> Stated task:
Each line that follows should be printed again exactly as it stands.

(Extracts from a graphics dataset)
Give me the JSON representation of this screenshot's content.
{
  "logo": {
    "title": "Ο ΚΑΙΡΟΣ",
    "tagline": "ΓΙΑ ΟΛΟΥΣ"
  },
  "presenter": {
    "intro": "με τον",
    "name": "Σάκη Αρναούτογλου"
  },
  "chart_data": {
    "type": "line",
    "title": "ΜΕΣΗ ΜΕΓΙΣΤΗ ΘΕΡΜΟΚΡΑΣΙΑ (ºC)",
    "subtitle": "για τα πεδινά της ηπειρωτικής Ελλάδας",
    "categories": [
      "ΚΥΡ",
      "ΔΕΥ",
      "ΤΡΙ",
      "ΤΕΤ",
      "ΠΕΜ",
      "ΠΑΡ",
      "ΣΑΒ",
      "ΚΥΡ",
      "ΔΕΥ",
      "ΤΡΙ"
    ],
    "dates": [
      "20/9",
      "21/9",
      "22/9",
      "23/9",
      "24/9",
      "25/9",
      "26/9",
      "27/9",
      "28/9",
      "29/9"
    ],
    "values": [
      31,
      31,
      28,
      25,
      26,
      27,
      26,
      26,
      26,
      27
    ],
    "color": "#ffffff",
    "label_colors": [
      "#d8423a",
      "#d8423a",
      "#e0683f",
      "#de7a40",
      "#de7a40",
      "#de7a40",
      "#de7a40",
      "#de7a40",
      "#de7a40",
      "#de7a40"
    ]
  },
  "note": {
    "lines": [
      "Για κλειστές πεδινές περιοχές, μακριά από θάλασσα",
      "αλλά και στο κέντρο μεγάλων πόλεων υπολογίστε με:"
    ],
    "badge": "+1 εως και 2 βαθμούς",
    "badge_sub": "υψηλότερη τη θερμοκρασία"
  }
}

> Full solution:
Give me the JSON representation of this screenshot's content.
{
  "logo": {
    "title": "Ο ΚΑΙΡΟΣ",
    "tagline": "ΓΙΑ ΟΛΟΥΣ"
  },
  "presenter": {
    "intro": "με τον",
    "name": "Σάκη Αρναούτογλου"
  },
  "chart_data": {
    "type": "line",
    "title": "ΜΕΣΗ ΜΕΓΙΣΤΗ ΘΕΡΜΟΚΡΑΣΙΑ (ºC)",
    "subtitle": "για τα πεδινά της ηπειρωτικής Ελλάδας",
    "categories": [
      "ΚΥΡ",
      "ΔΕΥ",
      "ΤΡΙ",
      "ΤΕΤ",
      "ΠΕΜ",
      "ΠΑΡ",
      "ΣΑΒ",
      "ΚΥΡ",
      "ΔΕΥ",
      "ΤΡΙ"
    ],
    "dates": [
      "20/9",
      "21/9",
      "22/9",
      "23/9",
      "24/9",
      "25/9",
      "26/9",
      "27/9",
      "28/9",
      "29/9"
    ],
    "values": [
      31,
      31,
      28,
      25,
      26,
      27,
      26,
      26,
      26,
      27
    ],
    "color": "#ffffff",
    "label_colors": [
      "#d8423a",
      "#d8423a",
      "#e0683f",
      "#de7a40",
      "#de7a40",
      "#de7a40",
      "#de7a40",
      "#de7a40",
      "#de7a40",
      "#de7a40"
    ]
  },
  "note": {
    "lines": [
      "Για κλειστές πεδινές περιοχές, μακριά από θάλασσα",
      "αλλά και στο κέντρο μεγάλων πόλεων υπολογίστε με:"
    ],
    "badge": "+1 εως και 2 βαθμούς",
    "badge_sub": "υψηλότερη τη θερμοκρασία"
  }
}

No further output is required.